WRITTEN TASK: Copy each line that holds "color".

RECORDS PROVIDED:
_ _ _ _
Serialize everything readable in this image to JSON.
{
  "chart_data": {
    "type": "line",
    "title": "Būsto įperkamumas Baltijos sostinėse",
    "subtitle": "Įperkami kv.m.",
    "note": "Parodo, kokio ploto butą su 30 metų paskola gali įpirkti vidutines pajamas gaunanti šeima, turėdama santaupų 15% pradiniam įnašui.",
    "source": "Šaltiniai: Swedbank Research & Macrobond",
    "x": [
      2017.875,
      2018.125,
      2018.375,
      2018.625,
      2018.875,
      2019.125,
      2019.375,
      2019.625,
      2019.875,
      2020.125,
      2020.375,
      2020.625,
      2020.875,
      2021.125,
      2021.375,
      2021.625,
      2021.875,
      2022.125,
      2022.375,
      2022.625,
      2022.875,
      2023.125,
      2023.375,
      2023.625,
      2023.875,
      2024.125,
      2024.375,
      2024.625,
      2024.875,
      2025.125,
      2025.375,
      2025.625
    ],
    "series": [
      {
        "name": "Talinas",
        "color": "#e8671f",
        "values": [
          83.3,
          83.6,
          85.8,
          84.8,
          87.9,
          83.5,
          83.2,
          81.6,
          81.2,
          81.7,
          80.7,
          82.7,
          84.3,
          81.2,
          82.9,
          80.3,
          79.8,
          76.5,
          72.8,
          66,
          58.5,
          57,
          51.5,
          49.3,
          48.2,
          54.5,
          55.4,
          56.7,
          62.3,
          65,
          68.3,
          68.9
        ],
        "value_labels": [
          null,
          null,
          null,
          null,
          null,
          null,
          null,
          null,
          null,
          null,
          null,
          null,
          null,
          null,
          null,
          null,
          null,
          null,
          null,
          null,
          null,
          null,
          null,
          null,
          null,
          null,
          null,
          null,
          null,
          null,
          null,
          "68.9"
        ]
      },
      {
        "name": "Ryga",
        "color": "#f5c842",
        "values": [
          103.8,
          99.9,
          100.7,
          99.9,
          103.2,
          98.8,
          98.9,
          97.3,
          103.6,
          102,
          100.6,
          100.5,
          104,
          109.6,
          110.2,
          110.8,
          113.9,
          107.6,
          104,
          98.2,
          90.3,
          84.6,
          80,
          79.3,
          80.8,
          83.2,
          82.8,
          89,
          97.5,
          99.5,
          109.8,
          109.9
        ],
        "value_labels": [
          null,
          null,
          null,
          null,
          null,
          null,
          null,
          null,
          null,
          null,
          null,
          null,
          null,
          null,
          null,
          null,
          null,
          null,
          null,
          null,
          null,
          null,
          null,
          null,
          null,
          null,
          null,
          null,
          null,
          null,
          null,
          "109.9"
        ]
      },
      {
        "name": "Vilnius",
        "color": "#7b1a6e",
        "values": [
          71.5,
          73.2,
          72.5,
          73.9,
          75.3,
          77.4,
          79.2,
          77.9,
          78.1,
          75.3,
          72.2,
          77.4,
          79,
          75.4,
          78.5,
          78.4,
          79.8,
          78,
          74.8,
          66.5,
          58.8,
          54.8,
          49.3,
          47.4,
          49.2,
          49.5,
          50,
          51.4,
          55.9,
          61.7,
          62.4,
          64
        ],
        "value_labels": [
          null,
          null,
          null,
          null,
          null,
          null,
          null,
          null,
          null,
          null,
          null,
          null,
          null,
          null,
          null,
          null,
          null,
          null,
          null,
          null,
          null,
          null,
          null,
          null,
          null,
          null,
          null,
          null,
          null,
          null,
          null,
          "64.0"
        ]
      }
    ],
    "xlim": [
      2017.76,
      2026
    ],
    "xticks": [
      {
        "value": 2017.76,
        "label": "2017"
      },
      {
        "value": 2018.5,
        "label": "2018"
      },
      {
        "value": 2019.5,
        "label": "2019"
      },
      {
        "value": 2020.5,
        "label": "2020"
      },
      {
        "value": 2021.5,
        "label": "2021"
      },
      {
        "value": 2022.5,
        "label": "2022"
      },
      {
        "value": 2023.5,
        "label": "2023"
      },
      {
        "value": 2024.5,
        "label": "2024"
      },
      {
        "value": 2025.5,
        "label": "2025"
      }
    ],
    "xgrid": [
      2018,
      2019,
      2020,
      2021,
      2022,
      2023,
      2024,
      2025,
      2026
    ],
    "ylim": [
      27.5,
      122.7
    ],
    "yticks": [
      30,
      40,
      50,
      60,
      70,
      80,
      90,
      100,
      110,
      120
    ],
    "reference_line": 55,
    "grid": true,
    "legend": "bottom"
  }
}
_ _ _ _
WRITTEN RESPONSE:
        "color": "#e8671f",
        "color": "#f5c842",
        "color": "#7b1a6e",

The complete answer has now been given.